• **Fragmento propuesto**:
Sí, Eduardo, sé que pudo haber saildo mal todo, que me acusaran de algo que no hice...en fin, la historia terminó así. no me arrepiento pero para la próxima dejaría a la muchacha en manos de la autoridad o de los guardias de seguridad del metro, aunque éstos no estaban en el andén. un saludo y gracias.
Yoyi. Cuando me referia a un diablo salido del centro de la tierra, no era hasia tu jesto(ni mucho menos) ni a su posible consecuencia negativa(que por desgracia abundan las malas interpretaciones sobre jestos tan humanos como este), sino que a lo mejor llegaste antes que los diablos que hay a esas horas con intenciones muy diferentes a las tuyas... Saludos, Eduardo.
Ella me confesó que un chaval la había abordado con malas intenciones, pero que por suerte se alejó. ¿Será que estuve presente en el momento preciso y en el lugar necesario? era bastante probable que le hubiera sucedido algo malo porque había muchos borrachos alrededor.Saludos
Después de tantos años,no acabo de acostumbrarme a la indiferencia hacia el prójimo que parece impregnar esta sociedad...por eso tu gesto me parece más hermoso. Gracias también en mi nombre.
(Por cierto, tampoco me acostumbro a ver las riadas de jóvenes ebrios, sin ton ni son, los fines de semana, en cualquier ciudad de España...¿lo has pensado?) Un abrazo
Querida Tania: Yo tampoco me acostumbro al egoísmo. Todavía cedo el paso y el asiento a las personas mayores. Nunca renunciaré a eso. Sí, he pensado en que la juventud, como dice el refrán, es más hija de su tiempo que de sus padres. Y estos tiempos son de soledad, aunque cuestre creerlo. un abrazo para ti.
compadre gracias a Ti la Fama de los cubanos se mentiene en Pie.
Me haces sentir orgulloso.
Un barzo fuerte jk
un gesto que hay que agradecer y quizas al dia siguiente con el dolor de la resaca supiera que todo habría podido acabar peor si no hubieses aparecido tu, gracias saludos.
Yoyi, eres un buenazo y un caballero! Me quedé pensando en las amigas de esa muchacha... cómo pudieron dejarla así? Menos mal que tropezó contigo. Bueno, cúídate mucho y saludos a María!

• **Datos mostrados**:
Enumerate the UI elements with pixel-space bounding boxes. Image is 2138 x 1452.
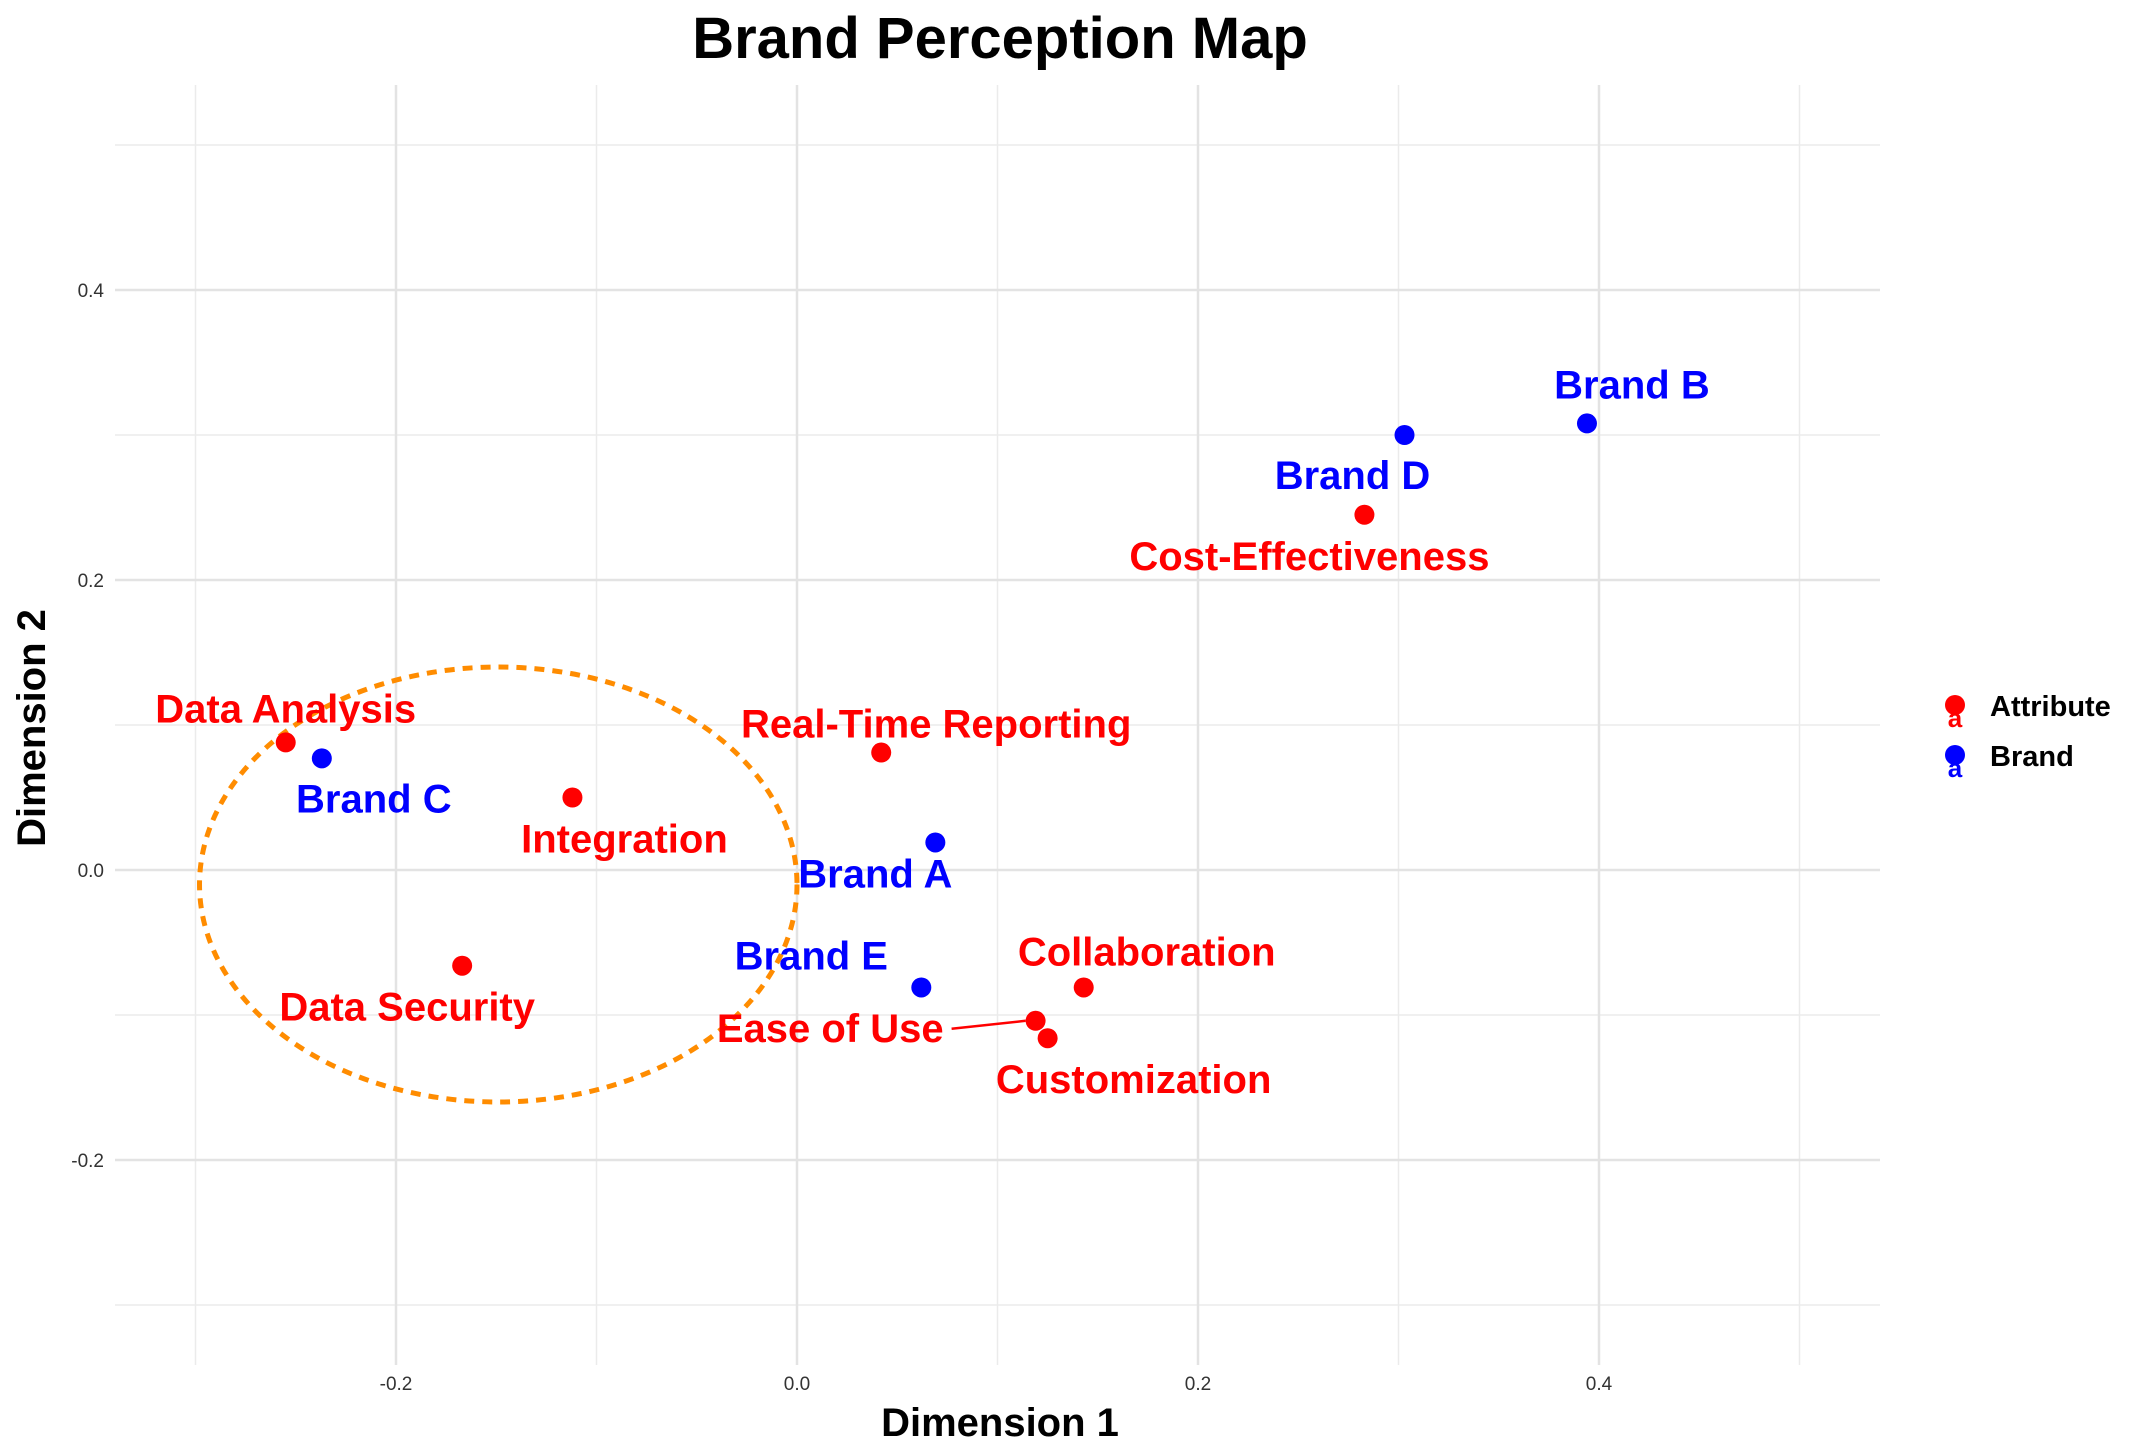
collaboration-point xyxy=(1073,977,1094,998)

• **Consigna de trabajo**:
Devuelve sin cambios todo el tramo del fragmento propuesto que va desde "(Por cierto, tampoco" hasta "mentiene en Pie.", ambos incluidos. El listado no guarda ninguna relación con el fragmento propuesto.

• **Respuesta**:
(Por cierto, tampoco me acostumbro a ver las riadas de jóvenes ebrios, sin ton ni son, los fines de semana, en cualquier ciudad de España...¿lo has pensado?) Un abrazo
Querida Tania: Yo tampoco me acostumbro al egoísmo. Todavía cedo el paso y el asiento a las personas mayores. Nunca renunciaré a eso. Sí, he pensado en que la juventud, como dice el refrán, es más hija de su tiempo que de sus padres. Y estos tiempos son de soledad, aunque cuestre creerlo. un abrazo para ti.
compadre gracias a Ti la Fama de los cubanos se mentiene en Pie.